Your task » Using the records below, give the number of lines where the word "Turn" appears, with no further output.

[Start of Items]

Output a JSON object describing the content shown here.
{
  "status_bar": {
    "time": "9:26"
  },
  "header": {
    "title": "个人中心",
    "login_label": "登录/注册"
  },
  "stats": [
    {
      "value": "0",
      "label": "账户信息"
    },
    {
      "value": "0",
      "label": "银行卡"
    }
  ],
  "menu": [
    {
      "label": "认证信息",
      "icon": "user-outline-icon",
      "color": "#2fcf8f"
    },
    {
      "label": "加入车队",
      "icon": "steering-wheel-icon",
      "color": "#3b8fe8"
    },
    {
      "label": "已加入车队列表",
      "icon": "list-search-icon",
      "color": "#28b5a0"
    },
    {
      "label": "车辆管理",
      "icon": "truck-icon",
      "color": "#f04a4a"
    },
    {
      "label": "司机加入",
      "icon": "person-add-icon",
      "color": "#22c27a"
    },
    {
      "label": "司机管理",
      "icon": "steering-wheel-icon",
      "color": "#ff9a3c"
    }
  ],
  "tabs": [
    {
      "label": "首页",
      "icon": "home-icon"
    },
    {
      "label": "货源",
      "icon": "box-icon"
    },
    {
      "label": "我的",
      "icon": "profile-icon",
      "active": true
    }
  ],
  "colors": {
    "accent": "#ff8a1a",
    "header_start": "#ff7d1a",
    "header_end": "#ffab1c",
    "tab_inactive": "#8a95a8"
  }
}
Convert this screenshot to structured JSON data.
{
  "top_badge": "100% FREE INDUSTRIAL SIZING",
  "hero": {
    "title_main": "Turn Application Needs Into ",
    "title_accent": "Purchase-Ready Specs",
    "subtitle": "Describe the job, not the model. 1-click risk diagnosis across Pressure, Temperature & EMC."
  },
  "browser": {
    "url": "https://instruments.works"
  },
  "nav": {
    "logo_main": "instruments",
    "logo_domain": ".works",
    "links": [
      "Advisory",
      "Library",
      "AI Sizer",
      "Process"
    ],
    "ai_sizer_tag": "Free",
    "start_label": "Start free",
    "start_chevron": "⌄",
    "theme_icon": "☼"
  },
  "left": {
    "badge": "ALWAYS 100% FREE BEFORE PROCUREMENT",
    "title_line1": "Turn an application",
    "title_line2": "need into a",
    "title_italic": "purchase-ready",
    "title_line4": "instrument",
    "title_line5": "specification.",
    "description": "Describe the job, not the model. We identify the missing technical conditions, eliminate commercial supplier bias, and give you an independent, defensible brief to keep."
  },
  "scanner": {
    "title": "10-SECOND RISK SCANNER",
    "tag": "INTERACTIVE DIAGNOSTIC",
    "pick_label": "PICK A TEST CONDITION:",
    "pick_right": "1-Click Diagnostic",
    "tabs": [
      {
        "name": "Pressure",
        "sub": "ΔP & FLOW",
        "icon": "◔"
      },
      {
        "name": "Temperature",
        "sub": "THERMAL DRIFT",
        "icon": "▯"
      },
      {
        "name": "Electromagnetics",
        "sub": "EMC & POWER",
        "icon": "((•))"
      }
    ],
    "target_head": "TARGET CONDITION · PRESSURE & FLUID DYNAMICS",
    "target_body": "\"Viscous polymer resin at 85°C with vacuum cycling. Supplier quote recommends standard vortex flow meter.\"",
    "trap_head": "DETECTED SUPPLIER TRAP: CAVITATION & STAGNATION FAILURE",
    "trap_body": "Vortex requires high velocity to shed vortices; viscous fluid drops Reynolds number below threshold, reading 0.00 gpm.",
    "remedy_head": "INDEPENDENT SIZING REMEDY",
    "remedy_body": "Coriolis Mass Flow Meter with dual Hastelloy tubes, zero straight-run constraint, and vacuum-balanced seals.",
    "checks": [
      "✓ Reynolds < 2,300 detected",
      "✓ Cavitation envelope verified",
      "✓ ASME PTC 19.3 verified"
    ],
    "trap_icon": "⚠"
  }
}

[End of Items]

Response » 2